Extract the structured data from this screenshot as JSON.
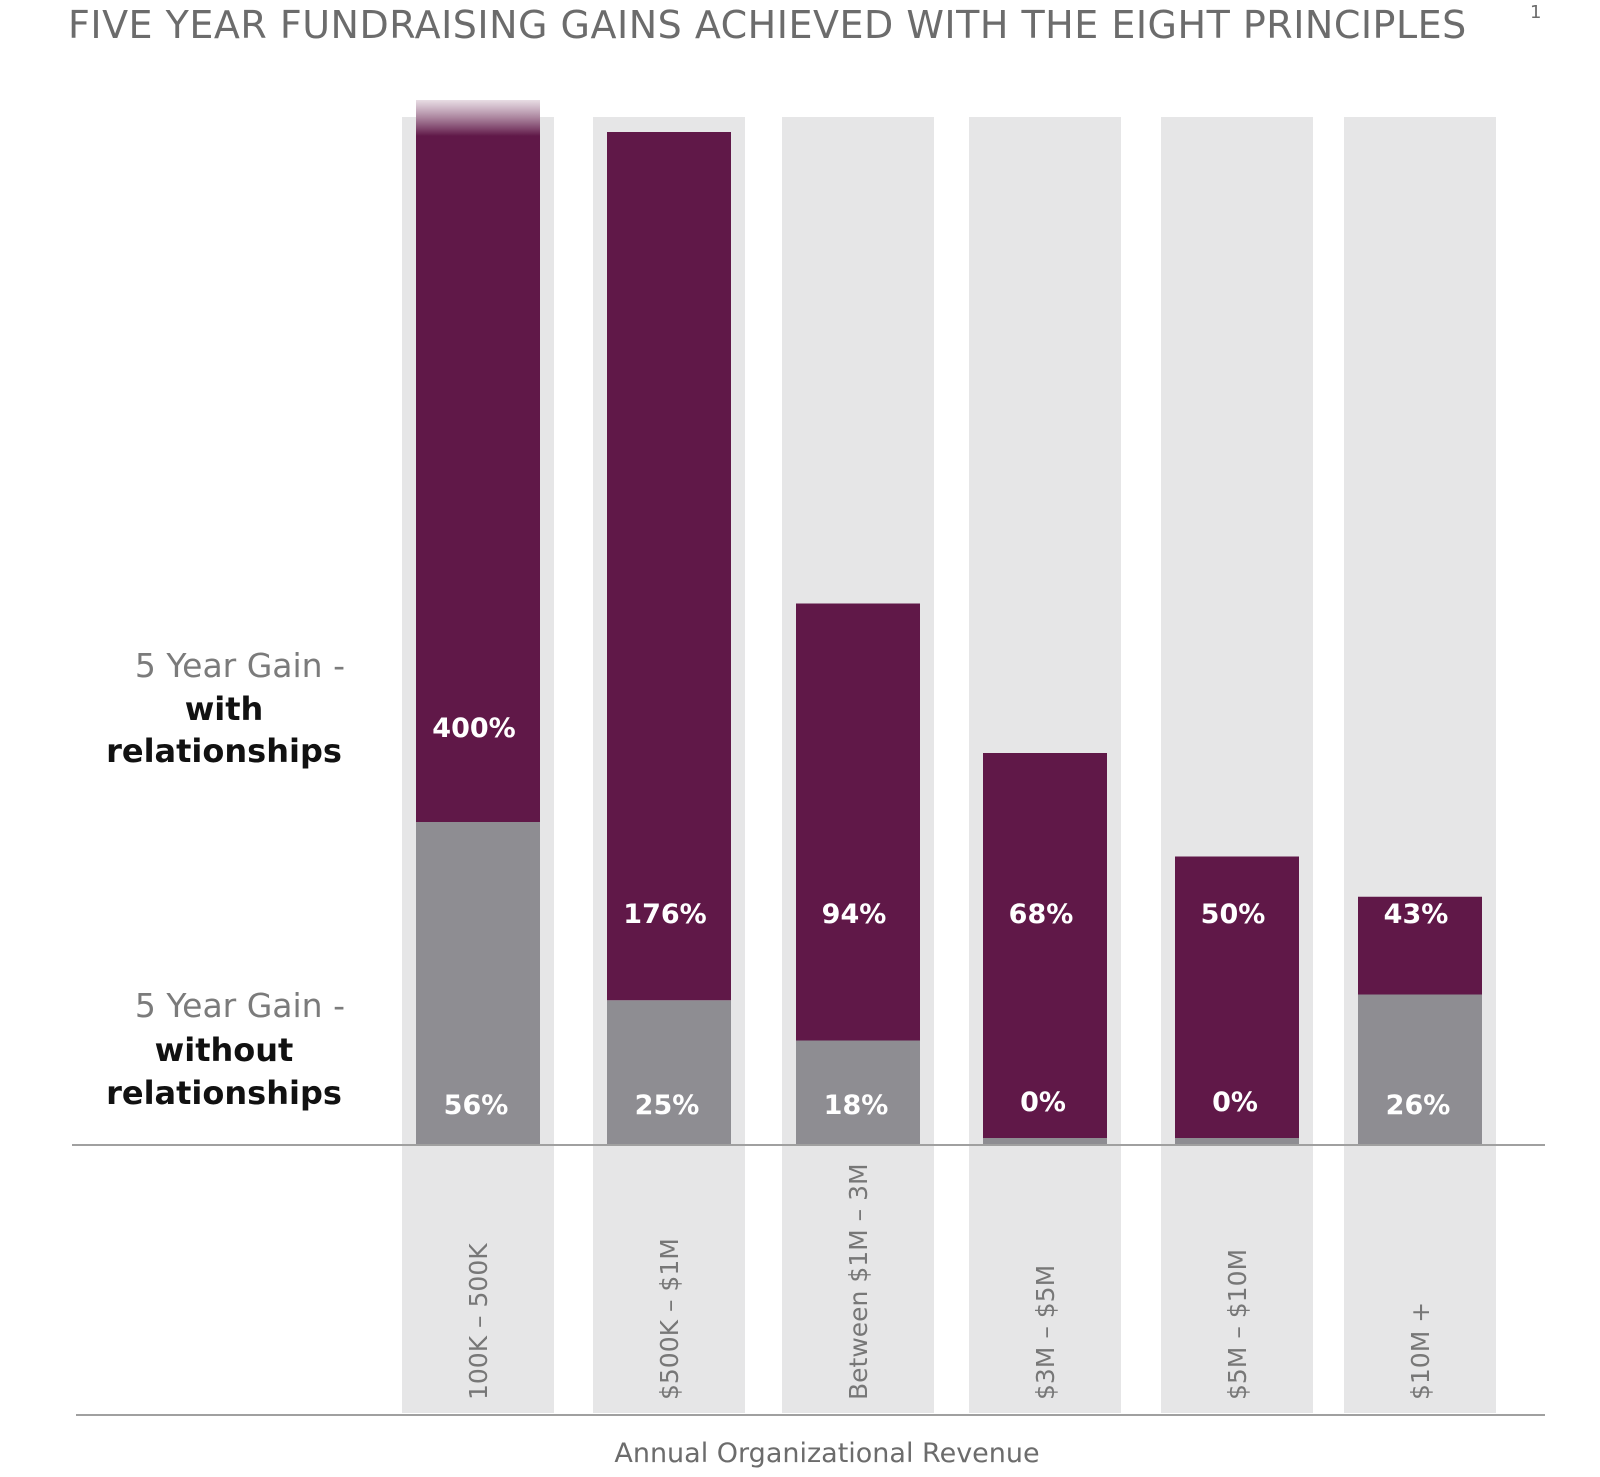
{
  "chart_data": {
    "type": "bar",
    "title": "FIVE YEAR FUNDRAISING GAINS ACHIEVED WITH THE EIGHT PRINCIPLES",
    "title_superscript": "1",
    "xlabel": "Annual Organizational Revenue",
    "ylabel": "",
    "categories": [
      "100K – 500K",
      "$500K – $1M",
      "Between $1M – 3M",
      "$3M – $5M",
      "$5M – $10M",
      "$10M +"
    ],
    "series": [
      {
        "name": "5 Year Gain - with relationships",
        "legend_lines": [
          "5 Year Gain -",
          "with",
          "relationships"
        ],
        "values": [
          400,
          176,
          94,
          68,
          50,
          43
        ],
        "labels": [
          "400%",
          "176%",
          "94%",
          "68%",
          "50%",
          "43%"
        ],
        "color": "#601848"
      },
      {
        "name": "5 Year Gain - without relationships",
        "legend_lines": [
          "5 Year Gain -",
          "without",
          "relationships"
        ],
        "values": [
          56,
          25,
          18,
          0,
          0,
          26
        ],
        "labels": [
          "56%",
          "25%",
          "18%",
          "0%",
          "0%",
          "26%"
        ],
        "color": "#8e8d92"
      }
    ],
    "background_column_color": "#e6e6e7",
    "axis_color": "#9a9a9a",
    "legend_position": "left",
    "grid": false,
    "first_bar_truncated": true
  }
}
++++++++
_SHORT EXERCISE:_ All records must be output exactly as they are, except for the pictures, which are left out.

_EXERCISE SOLUTION:_
Extract the structured data from this screenshot as JSON.
{
  "chart_data": {
    "type": "bar",
    "title": "FIVE YEAR FUNDRAISING GAINS ACHIEVED WITH THE EIGHT PRINCIPLES",
    "title_superscript": "1",
    "xlabel": "Annual Organizational Revenue",
    "ylabel": "",
    "categories": [
      "100K – 500K",
      "$500K – $1M",
      "Between $1M – 3M",
      "$3M – $5M",
      "$5M – $10M",
      "$10M +"
    ],
    "series": [
      {
        "name": "5 Year Gain - with relationships",
        "legend_lines": [
          "5 Year Gain -",
          "with",
          "relationships"
        ],
        "values": [
          400,
          176,
          94,
          68,
          50,
          43
        ],
        "labels": [
          "400%",
          "176%",
          "94%",
          "68%",
          "50%",
          "43%"
        ],
        "color": "#601848"
      },
      {
        "name": "5 Year Gain - without relationships",
        "legend_lines": [
          "5 Year Gain -",
          "without",
          "relationships"
        ],
        "values": [
          56,
          25,
          18,
          0,
          0,
          26
        ],
        "labels": [
          "56%",
          "25%",
          "18%",
          "0%",
          "0%",
          "26%"
        ],
        "color": "#8e8d92"
      }
    ],
    "background_column_color": "#e6e6e7",
    "axis_color": "#9a9a9a",
    "legend_position": "left",
    "grid": false,
    "first_bar_truncated": true
  }
}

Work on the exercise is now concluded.